*GOAL:*
Review the lines that follow and copy each one that contains the word "chakula".

....................

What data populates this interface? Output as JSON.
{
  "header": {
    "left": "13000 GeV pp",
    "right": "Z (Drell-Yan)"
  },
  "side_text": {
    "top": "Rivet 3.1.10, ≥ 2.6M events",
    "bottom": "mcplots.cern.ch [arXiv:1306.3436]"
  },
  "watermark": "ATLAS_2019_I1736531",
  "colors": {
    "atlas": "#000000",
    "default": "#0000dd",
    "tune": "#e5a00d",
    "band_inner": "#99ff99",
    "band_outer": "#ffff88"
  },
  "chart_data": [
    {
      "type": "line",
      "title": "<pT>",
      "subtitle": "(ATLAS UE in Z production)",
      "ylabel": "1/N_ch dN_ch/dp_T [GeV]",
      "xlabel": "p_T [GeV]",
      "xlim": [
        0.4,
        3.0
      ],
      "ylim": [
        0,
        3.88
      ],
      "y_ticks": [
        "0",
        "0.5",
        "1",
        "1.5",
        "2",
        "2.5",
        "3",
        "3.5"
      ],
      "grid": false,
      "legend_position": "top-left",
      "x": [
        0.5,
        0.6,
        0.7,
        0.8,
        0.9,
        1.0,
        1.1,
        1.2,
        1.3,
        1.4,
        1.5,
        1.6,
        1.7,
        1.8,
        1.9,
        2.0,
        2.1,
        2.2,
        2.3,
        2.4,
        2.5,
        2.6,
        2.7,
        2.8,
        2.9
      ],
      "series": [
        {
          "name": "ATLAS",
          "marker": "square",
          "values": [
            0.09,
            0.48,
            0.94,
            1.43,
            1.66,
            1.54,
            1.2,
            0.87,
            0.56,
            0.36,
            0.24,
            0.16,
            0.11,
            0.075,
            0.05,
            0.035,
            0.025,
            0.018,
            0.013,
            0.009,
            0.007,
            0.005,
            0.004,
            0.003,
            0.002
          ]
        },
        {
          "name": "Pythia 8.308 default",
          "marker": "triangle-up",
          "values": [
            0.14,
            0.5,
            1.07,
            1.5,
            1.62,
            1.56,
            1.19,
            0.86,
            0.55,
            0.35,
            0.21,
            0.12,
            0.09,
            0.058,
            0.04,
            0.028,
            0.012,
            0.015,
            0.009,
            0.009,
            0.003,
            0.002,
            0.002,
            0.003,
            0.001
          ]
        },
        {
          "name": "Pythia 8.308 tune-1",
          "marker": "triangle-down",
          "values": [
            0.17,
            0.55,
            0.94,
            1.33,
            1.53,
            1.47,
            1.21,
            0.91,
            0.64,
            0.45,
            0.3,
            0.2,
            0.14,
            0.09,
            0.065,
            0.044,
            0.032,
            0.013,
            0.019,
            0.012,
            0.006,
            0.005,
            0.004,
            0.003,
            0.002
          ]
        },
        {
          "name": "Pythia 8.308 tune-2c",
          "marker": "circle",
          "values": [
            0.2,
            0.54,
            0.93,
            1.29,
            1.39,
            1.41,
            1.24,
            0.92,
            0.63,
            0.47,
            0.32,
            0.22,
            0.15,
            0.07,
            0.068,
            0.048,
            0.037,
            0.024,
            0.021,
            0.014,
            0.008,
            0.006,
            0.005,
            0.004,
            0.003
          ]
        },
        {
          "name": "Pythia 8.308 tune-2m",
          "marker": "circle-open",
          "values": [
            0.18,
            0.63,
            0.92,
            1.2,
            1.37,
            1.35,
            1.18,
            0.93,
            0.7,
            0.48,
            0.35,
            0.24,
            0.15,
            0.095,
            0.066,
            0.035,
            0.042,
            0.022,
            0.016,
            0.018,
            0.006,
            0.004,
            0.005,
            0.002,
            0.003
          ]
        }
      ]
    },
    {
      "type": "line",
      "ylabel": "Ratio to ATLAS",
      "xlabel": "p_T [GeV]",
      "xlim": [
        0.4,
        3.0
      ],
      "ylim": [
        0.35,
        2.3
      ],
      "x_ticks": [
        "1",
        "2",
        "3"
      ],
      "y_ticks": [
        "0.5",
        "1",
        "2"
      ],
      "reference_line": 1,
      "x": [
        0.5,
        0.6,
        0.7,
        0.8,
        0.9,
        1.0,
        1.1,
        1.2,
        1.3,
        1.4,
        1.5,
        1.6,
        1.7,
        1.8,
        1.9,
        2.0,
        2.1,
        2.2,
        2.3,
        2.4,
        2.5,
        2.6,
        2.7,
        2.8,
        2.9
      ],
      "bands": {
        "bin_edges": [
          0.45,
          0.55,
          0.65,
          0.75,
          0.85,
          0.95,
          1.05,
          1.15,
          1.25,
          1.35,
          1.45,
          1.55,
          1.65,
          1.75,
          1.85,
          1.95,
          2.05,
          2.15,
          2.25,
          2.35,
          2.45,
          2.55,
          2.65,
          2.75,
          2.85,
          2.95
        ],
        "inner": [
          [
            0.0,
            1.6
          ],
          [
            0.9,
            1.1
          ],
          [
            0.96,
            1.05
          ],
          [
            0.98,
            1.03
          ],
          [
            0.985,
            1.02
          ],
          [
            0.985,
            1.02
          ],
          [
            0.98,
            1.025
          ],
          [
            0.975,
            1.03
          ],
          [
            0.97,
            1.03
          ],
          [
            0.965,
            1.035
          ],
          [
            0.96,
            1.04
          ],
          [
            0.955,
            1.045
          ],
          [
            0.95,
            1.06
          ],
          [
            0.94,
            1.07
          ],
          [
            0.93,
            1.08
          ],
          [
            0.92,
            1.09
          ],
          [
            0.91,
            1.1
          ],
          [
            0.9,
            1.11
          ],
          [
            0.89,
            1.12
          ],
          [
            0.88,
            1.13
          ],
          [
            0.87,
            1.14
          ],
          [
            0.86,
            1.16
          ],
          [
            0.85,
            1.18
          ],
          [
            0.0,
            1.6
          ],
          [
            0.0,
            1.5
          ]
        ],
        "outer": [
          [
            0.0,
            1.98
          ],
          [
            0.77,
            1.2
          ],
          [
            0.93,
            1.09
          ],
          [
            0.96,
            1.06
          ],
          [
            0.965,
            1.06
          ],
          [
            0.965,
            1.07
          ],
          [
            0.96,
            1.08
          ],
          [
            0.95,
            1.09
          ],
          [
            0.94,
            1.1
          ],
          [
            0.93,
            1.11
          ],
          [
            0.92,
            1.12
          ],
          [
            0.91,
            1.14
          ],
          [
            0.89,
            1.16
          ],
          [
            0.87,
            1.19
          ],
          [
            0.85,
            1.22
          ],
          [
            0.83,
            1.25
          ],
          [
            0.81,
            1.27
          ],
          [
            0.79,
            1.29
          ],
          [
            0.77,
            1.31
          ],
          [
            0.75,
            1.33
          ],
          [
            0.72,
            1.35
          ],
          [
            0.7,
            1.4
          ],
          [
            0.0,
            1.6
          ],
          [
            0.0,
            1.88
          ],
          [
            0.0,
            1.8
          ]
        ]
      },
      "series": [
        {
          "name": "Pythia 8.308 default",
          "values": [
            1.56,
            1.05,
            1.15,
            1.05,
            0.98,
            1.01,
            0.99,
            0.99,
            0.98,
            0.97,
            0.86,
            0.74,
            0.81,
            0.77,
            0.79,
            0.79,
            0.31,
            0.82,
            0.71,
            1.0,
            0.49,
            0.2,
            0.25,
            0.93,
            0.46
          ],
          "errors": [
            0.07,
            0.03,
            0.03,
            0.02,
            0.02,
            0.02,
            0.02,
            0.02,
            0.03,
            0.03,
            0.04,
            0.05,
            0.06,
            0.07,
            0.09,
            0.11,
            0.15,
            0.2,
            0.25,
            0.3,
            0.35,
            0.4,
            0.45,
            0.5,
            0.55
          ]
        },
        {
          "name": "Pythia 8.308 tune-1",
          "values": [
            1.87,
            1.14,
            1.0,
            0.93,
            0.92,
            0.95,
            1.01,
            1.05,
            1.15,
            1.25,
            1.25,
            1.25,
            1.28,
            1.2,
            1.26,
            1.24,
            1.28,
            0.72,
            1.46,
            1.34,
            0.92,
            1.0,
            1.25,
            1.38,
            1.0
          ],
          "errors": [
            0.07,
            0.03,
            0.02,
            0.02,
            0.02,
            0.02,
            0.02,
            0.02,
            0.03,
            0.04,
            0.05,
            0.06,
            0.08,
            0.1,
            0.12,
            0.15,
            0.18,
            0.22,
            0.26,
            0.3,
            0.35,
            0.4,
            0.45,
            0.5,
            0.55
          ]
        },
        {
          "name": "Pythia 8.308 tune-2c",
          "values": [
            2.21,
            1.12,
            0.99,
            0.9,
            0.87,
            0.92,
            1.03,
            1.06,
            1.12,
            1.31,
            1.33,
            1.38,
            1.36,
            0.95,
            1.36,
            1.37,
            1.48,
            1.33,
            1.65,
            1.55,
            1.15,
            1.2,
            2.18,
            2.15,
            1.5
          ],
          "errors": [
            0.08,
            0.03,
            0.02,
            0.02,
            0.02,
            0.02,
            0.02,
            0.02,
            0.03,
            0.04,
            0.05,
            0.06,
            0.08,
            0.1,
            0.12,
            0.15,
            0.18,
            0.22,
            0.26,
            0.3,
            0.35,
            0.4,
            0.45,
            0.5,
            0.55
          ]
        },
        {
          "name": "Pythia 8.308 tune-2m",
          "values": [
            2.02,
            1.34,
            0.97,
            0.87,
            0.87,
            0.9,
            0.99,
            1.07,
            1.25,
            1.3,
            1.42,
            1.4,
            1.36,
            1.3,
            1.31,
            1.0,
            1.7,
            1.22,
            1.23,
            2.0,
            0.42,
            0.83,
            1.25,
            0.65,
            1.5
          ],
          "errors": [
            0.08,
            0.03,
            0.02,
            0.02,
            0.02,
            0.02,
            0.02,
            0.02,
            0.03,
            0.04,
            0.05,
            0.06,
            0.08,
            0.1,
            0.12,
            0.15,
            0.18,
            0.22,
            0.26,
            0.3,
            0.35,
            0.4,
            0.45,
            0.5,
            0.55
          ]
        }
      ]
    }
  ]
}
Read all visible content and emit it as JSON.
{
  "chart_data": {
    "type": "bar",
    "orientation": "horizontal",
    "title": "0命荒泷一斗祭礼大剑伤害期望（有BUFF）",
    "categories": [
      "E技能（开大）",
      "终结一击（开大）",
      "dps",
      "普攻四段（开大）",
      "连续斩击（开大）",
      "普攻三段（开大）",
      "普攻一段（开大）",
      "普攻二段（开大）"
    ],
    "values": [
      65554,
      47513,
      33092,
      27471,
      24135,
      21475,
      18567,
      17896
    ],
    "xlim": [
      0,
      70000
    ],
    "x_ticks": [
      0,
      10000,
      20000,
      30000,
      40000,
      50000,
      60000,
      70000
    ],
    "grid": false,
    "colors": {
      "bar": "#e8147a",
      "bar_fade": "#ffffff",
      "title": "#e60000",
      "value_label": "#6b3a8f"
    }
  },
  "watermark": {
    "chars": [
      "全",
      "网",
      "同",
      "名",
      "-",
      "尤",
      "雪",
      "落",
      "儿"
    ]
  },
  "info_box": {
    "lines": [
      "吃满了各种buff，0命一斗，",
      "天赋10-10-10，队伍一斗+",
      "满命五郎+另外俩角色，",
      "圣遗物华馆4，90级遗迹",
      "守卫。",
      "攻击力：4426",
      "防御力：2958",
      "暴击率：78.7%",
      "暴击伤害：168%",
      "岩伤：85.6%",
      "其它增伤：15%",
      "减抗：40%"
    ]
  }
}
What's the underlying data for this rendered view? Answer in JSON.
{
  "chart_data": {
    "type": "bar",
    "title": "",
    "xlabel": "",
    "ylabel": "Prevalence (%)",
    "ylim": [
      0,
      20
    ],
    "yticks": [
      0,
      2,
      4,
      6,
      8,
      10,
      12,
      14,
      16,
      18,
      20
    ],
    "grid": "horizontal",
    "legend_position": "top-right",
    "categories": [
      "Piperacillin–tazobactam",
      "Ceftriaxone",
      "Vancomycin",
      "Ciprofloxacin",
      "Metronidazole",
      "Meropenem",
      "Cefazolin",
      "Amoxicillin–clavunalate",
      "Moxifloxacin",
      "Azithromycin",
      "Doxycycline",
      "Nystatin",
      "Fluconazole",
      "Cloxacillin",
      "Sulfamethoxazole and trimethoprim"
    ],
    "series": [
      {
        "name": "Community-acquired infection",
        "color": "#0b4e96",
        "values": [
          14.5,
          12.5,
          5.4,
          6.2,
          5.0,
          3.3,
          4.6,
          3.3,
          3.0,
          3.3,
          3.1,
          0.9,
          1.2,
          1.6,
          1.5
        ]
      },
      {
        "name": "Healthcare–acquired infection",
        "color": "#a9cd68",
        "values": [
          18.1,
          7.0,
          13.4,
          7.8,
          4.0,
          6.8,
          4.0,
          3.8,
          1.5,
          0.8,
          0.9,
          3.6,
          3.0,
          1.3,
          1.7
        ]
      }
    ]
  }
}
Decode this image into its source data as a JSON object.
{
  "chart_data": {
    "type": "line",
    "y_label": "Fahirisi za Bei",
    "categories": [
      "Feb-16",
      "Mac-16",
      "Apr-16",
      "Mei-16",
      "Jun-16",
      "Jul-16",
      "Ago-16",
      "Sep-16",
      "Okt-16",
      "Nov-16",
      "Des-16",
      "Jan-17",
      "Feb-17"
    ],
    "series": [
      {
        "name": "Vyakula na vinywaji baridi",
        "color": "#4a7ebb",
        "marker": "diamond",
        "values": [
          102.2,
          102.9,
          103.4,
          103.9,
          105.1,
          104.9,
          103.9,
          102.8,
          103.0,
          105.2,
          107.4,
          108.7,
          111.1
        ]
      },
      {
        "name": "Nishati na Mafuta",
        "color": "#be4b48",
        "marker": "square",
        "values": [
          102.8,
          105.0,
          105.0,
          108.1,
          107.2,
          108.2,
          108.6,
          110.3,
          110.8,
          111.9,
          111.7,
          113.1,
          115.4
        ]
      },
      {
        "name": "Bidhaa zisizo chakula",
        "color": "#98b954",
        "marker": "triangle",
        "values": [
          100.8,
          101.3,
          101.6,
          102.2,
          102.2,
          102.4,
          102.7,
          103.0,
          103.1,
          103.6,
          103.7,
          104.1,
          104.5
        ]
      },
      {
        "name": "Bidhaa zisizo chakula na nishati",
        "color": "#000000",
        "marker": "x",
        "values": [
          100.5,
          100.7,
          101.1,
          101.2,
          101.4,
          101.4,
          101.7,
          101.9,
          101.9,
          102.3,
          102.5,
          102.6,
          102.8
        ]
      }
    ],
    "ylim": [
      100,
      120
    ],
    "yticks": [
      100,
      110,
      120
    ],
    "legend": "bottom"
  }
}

....................

*RESULT:*
        "name": "Bidhaa zisizo chakula",
        "name": "Bidhaa zisizo chakula na nishati",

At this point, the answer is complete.